INSTRUCTION
Extract every line that includes the string "ofta".

[Extracted data entries]
============================================================

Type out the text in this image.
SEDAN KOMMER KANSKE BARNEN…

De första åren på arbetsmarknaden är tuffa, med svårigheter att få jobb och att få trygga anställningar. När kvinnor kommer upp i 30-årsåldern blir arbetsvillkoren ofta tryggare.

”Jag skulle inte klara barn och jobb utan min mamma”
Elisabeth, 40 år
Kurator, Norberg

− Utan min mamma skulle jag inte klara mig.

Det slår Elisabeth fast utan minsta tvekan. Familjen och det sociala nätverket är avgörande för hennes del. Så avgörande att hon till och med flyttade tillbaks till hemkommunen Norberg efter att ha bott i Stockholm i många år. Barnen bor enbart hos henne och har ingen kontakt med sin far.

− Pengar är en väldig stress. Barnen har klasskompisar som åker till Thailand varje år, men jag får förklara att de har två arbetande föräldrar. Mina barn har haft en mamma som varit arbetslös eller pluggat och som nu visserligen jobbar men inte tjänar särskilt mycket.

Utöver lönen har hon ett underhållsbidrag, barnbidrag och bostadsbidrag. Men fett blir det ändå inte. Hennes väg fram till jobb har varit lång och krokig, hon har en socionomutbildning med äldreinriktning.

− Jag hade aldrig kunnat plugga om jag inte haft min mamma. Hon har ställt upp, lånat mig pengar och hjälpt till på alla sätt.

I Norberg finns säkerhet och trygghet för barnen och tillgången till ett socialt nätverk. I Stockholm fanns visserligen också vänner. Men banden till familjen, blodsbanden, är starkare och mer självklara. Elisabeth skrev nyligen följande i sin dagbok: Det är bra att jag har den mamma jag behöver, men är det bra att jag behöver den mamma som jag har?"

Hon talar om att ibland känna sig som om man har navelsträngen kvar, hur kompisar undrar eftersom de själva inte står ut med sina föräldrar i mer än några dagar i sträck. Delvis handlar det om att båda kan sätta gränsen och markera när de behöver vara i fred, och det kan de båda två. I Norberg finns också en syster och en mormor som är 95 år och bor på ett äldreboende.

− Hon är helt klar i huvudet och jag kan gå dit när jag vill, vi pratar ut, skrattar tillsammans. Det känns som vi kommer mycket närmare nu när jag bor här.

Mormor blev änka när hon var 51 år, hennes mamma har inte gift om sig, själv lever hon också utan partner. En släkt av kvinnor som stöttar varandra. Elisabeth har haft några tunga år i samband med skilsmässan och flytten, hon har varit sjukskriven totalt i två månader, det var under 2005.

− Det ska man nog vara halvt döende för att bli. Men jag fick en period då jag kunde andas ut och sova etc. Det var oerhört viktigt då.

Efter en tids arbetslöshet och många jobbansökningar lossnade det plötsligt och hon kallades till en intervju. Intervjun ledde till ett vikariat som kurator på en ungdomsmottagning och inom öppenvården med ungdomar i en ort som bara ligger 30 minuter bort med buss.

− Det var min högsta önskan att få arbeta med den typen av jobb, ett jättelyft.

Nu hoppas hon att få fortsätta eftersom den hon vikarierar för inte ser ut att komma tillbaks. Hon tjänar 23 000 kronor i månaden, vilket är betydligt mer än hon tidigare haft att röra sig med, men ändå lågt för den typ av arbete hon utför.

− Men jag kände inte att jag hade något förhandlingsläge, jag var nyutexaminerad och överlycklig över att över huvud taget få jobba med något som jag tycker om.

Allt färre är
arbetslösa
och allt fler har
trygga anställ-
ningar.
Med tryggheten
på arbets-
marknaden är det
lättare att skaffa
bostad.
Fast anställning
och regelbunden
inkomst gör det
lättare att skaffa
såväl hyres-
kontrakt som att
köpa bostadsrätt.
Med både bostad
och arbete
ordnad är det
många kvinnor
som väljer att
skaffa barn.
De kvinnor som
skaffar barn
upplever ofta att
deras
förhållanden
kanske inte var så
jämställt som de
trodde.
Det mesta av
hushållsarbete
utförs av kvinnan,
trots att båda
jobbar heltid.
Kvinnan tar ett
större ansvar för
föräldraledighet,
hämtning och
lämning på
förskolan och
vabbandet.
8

============================================================

SOLUTION
De första åren på arbetsmarknaden är tuffa, med svårigheter att få jobb och att få trygga anställningar. När kvinnor kommer upp i 30-årsåldern blir arbetsvillkoren ofta tryggare.
upplever ofta att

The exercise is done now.